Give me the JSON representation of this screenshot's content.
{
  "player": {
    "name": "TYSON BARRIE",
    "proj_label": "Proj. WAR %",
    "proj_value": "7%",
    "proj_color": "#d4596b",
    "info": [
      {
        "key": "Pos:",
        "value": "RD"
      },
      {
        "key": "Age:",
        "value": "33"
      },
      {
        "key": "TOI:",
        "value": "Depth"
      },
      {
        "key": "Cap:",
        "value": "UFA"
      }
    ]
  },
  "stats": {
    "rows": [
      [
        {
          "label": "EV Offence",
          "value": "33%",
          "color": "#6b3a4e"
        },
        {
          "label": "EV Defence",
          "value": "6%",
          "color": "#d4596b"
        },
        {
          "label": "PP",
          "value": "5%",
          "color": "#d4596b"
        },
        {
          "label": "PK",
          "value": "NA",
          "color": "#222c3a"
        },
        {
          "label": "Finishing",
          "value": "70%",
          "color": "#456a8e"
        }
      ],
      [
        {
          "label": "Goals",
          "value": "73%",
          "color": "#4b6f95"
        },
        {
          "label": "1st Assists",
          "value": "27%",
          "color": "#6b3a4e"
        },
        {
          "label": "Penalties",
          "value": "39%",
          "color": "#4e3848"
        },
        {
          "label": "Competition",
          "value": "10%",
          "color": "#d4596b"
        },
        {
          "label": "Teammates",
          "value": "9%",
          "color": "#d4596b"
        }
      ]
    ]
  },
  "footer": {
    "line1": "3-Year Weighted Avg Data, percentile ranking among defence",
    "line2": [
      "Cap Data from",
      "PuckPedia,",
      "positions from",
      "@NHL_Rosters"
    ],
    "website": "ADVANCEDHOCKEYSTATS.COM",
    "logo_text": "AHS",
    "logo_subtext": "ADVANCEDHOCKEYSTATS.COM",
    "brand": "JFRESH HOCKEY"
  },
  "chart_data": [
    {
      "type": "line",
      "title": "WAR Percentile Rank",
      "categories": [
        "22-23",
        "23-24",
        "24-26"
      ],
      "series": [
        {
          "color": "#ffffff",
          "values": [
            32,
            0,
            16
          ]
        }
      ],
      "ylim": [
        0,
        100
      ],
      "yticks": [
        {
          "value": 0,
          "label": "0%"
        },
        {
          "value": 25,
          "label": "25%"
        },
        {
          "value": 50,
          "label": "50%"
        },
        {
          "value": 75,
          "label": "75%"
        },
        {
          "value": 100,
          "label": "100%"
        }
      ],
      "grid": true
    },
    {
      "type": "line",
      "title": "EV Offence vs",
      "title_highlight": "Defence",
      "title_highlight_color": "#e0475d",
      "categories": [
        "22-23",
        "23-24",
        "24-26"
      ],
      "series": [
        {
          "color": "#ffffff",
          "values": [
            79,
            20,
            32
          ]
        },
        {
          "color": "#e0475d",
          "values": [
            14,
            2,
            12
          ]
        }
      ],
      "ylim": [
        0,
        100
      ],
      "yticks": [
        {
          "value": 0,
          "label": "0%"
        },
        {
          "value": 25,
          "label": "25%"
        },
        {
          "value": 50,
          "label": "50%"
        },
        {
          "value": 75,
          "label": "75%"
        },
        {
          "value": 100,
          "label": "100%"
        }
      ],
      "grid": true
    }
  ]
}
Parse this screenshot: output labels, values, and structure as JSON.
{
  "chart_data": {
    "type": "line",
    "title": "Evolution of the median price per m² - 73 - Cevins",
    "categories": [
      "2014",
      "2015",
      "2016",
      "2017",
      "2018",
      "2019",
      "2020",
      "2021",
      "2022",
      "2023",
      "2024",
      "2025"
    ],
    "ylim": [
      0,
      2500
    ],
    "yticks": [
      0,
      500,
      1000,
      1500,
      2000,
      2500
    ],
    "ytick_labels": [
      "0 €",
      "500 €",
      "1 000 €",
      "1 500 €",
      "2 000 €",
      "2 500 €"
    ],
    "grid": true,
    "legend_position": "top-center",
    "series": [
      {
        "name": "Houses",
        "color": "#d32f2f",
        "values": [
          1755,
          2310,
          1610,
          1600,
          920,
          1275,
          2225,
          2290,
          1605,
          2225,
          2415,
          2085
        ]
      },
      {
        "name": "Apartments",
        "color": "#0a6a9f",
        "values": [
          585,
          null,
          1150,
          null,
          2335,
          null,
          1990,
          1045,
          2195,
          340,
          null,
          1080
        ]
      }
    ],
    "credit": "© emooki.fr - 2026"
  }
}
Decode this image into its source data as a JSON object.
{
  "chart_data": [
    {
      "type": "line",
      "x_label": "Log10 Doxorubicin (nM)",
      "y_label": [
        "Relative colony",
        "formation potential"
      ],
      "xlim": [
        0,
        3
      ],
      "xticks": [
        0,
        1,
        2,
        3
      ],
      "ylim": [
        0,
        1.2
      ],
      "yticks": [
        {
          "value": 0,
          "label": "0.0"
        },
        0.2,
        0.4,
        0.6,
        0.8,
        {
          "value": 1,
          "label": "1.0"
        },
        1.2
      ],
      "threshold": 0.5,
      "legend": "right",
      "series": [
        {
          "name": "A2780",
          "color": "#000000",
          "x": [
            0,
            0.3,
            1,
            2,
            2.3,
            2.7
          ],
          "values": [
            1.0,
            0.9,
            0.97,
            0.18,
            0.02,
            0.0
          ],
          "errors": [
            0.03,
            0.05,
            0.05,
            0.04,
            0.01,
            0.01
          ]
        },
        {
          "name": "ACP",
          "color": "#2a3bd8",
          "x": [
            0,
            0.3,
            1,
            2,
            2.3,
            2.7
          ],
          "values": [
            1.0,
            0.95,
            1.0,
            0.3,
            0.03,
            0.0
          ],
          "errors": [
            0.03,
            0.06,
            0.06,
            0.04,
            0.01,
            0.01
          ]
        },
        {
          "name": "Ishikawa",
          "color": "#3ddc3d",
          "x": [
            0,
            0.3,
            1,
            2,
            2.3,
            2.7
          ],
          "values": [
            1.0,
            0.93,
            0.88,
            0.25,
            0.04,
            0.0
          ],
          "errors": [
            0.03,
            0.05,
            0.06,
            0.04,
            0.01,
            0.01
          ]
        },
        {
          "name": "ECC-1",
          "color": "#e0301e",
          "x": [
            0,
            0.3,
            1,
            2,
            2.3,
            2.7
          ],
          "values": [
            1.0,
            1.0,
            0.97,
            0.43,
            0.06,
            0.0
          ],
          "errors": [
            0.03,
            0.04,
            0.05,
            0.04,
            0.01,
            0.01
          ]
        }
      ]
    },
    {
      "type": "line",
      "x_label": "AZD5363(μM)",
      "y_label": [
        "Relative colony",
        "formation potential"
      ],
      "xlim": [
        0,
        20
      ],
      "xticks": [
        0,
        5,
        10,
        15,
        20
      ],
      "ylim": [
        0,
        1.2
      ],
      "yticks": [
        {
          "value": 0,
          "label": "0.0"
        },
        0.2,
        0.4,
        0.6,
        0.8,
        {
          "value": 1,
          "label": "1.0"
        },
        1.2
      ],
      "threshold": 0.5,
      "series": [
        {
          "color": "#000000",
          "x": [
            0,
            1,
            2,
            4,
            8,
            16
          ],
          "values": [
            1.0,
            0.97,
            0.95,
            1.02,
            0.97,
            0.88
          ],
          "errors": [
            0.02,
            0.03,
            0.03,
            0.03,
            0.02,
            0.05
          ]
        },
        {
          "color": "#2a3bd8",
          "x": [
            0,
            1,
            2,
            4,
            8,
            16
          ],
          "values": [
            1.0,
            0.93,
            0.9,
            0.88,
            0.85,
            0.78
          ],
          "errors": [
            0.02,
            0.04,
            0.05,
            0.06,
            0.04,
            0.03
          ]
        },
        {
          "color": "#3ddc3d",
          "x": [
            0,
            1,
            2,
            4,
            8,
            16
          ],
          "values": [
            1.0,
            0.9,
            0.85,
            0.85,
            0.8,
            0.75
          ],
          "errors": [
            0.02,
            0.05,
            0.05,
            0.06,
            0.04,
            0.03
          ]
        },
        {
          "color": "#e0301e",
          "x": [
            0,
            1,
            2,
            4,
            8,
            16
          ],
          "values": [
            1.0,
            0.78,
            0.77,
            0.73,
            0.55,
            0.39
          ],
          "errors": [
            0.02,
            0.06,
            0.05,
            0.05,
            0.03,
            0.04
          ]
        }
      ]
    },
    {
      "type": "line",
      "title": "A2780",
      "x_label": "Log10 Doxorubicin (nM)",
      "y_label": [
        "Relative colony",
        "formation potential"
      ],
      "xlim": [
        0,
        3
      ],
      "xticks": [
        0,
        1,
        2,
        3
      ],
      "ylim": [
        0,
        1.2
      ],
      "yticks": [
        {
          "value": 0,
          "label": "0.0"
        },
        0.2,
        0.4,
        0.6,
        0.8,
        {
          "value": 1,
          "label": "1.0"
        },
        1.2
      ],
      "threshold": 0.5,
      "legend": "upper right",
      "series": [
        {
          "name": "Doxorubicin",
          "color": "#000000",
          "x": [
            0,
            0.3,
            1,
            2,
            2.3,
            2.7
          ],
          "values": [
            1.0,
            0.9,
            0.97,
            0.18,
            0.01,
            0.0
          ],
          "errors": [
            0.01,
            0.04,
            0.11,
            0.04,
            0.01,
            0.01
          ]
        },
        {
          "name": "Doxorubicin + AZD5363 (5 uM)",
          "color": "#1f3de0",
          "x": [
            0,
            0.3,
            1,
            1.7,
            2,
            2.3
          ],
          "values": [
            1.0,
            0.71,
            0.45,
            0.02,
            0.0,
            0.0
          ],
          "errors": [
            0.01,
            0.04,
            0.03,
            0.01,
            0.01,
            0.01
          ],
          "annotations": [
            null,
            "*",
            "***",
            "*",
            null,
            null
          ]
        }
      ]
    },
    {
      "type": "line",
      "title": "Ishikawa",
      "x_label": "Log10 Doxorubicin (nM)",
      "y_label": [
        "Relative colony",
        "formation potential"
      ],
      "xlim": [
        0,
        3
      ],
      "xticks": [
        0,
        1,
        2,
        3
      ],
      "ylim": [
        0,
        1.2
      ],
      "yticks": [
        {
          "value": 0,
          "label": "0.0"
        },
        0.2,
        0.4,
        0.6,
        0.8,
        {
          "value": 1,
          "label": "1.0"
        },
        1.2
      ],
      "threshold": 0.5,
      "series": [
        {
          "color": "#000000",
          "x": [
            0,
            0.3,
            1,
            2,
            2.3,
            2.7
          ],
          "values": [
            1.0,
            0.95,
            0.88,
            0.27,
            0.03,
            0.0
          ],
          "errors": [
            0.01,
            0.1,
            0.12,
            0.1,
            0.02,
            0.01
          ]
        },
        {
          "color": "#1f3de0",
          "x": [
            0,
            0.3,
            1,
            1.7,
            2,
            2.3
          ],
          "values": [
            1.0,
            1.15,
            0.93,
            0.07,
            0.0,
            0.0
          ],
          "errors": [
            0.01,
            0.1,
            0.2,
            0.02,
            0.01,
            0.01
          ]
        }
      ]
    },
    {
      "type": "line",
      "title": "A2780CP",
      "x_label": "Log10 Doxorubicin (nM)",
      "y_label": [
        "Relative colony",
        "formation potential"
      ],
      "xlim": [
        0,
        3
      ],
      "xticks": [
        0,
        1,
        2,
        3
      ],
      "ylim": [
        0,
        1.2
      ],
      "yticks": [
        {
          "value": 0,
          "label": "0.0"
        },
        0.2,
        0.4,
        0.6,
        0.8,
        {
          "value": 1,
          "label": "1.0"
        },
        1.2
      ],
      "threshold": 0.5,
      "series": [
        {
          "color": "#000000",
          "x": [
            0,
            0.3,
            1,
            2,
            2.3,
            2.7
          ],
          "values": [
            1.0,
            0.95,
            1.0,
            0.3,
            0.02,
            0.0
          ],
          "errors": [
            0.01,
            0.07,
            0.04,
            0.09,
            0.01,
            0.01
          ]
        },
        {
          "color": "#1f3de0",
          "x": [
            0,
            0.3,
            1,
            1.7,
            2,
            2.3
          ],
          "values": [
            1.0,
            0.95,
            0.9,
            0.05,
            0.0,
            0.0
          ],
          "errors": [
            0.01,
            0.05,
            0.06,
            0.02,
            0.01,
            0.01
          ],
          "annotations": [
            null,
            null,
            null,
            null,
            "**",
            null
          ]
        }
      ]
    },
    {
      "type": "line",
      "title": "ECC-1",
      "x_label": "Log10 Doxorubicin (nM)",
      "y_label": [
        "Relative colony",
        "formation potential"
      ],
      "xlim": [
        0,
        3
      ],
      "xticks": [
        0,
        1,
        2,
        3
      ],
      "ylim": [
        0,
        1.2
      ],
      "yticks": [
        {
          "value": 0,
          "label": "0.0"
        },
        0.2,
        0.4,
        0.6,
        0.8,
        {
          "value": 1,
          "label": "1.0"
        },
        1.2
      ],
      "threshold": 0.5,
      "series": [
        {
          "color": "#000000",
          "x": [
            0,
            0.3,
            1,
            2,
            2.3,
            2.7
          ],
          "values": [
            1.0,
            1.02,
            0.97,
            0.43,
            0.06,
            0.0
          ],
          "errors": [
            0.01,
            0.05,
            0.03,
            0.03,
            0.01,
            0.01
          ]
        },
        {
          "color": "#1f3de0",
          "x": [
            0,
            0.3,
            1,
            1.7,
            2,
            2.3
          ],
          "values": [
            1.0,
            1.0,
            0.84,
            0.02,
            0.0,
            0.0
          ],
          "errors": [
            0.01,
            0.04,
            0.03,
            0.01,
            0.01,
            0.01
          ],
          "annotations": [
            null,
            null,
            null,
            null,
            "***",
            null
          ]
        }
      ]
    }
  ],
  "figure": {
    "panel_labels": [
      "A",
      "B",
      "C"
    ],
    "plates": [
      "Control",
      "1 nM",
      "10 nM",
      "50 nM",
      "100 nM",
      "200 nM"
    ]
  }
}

^^^^^^^^

▸ **What needs to be done**: Your answer should be a single number: the count of lines in the listing that contain the word "name".

▸ **Expected output**: 9